▶ [WHAT THE TASK REQUIRES] Give the number of lines in this listing that contain "JSON", with no other words.

▶ [AVAILABLE RECORDS]

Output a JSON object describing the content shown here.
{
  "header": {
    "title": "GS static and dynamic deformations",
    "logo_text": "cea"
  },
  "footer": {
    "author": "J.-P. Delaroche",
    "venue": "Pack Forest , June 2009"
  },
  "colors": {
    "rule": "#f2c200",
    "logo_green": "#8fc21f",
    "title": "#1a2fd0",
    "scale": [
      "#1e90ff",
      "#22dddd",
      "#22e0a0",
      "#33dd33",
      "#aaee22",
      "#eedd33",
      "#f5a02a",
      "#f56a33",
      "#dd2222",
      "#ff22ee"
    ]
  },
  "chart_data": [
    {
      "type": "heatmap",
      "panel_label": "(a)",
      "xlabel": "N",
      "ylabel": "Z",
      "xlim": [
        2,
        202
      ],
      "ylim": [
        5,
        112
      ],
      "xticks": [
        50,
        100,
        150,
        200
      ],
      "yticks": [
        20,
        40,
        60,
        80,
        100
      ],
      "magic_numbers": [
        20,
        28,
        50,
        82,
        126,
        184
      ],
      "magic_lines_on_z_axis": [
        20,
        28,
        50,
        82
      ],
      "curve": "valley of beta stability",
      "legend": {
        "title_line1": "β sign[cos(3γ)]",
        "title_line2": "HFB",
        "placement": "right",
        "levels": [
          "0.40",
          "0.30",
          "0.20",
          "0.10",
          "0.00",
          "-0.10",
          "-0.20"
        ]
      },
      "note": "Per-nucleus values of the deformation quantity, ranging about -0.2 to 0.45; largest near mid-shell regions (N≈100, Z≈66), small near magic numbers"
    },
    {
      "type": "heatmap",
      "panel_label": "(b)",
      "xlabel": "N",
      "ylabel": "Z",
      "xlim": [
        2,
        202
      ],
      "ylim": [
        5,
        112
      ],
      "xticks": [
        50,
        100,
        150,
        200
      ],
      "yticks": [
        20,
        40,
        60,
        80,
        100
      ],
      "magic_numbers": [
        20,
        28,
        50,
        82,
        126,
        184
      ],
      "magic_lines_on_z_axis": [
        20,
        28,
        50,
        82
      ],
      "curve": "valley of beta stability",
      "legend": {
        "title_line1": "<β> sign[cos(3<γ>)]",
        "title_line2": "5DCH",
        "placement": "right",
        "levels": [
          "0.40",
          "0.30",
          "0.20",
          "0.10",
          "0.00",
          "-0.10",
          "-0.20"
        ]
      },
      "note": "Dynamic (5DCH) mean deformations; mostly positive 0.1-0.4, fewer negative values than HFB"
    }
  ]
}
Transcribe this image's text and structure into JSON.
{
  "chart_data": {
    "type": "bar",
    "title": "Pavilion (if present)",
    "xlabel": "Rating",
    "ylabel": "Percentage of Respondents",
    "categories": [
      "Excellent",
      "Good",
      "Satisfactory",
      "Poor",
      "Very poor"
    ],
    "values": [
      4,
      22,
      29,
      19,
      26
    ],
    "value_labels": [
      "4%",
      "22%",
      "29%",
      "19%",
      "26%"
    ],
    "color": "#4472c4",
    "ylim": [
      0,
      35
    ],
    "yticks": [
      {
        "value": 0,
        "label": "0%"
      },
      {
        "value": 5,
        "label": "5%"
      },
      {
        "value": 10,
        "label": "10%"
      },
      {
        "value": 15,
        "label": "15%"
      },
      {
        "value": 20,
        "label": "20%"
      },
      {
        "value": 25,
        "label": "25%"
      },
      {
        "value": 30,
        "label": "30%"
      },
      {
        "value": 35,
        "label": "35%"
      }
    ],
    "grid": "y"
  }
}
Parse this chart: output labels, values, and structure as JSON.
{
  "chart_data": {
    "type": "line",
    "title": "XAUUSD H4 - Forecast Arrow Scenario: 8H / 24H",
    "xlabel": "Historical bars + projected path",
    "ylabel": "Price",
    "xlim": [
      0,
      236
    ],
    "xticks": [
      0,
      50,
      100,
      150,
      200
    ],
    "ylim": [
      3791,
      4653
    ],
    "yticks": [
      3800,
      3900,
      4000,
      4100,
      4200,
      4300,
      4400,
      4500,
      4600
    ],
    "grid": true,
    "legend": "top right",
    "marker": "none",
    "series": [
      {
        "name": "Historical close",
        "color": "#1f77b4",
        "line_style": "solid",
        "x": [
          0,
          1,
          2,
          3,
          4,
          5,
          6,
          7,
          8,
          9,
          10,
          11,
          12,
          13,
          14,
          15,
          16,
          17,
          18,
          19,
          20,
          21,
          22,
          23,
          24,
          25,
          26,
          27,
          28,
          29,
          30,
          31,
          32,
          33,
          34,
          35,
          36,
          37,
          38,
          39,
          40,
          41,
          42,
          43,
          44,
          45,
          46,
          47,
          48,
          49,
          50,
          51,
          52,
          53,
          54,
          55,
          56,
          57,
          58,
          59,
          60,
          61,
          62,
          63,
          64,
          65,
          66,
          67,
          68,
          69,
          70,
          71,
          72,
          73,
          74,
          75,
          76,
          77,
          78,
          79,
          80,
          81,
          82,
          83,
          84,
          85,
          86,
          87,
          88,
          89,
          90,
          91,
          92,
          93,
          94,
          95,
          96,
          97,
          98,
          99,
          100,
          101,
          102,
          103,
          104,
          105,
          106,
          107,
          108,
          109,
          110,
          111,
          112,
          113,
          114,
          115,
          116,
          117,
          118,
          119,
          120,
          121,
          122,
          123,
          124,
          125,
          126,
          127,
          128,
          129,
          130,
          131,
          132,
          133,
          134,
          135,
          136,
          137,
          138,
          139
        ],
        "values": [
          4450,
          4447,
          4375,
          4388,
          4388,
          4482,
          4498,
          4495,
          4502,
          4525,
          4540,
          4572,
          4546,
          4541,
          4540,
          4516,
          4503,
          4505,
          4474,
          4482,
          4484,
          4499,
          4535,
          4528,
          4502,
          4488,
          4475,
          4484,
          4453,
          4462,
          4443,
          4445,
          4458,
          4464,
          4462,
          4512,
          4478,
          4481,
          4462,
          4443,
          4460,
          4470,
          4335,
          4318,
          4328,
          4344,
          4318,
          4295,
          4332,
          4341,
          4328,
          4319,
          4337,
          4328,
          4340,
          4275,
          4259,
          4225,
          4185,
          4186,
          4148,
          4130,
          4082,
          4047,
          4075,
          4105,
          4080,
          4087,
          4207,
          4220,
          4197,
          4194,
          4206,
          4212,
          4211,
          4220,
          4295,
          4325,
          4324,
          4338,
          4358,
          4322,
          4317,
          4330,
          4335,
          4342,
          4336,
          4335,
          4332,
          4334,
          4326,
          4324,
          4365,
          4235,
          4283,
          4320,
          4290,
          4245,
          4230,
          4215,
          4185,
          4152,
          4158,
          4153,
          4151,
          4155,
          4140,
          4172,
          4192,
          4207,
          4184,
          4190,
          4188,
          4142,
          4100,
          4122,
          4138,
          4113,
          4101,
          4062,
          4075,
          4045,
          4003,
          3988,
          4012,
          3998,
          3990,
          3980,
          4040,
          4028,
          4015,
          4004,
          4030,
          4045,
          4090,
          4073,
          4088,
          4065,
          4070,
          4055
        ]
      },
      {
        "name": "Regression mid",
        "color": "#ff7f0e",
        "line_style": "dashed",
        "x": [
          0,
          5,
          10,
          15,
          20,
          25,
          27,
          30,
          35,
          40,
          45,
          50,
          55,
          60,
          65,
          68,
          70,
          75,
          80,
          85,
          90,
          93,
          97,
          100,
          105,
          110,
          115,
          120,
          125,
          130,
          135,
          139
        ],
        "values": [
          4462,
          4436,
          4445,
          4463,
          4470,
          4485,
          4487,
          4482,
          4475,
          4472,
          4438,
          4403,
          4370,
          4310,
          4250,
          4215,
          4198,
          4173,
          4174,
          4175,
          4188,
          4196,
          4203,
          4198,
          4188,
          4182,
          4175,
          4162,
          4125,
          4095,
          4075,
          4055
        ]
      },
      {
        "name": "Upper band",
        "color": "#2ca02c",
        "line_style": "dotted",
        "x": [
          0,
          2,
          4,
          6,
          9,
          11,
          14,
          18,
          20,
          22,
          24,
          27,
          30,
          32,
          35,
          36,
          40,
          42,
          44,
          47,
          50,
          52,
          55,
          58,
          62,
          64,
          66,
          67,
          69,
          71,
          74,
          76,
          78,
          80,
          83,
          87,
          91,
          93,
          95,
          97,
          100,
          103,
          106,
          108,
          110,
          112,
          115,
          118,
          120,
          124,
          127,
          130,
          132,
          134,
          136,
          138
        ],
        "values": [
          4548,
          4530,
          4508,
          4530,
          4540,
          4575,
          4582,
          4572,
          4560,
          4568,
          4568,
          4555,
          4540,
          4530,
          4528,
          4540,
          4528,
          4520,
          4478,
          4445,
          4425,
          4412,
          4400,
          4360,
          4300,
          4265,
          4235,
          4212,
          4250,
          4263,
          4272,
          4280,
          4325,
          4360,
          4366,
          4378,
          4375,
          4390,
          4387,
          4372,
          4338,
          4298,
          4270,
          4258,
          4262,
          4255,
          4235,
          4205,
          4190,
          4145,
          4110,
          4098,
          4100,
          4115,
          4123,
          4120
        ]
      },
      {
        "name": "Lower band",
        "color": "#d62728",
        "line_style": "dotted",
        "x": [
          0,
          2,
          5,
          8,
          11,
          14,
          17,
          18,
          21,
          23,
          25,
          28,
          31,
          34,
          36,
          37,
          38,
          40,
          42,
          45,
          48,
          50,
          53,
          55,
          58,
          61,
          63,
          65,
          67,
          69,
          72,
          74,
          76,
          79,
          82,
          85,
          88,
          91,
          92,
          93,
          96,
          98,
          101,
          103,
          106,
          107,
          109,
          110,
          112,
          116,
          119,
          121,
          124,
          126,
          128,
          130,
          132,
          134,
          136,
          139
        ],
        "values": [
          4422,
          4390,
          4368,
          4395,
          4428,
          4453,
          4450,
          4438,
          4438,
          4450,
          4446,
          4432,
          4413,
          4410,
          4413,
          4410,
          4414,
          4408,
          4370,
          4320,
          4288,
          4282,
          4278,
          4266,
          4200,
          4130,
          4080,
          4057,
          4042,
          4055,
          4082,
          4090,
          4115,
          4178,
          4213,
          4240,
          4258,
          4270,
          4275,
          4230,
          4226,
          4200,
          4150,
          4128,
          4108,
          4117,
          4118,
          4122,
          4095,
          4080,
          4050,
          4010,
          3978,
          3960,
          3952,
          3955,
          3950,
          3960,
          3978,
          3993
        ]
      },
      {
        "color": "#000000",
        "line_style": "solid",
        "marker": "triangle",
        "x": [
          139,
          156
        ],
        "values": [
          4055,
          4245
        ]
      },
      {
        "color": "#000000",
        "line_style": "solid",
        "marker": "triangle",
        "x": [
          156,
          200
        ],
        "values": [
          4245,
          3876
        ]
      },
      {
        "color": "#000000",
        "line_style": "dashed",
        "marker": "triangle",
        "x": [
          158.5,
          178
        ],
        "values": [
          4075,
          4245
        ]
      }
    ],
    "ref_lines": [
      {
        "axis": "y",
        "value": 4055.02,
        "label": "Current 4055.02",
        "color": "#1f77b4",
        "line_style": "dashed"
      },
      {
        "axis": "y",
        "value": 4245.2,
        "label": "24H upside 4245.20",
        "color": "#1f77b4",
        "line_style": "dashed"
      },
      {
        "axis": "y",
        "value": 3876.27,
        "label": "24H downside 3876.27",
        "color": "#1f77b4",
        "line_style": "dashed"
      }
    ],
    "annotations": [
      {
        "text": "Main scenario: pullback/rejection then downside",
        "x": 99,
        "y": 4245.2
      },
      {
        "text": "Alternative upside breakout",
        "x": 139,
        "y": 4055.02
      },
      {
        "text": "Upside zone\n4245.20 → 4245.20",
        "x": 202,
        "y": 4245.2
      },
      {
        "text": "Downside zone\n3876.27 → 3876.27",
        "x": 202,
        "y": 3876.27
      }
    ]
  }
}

▶ [SOLUTION] 3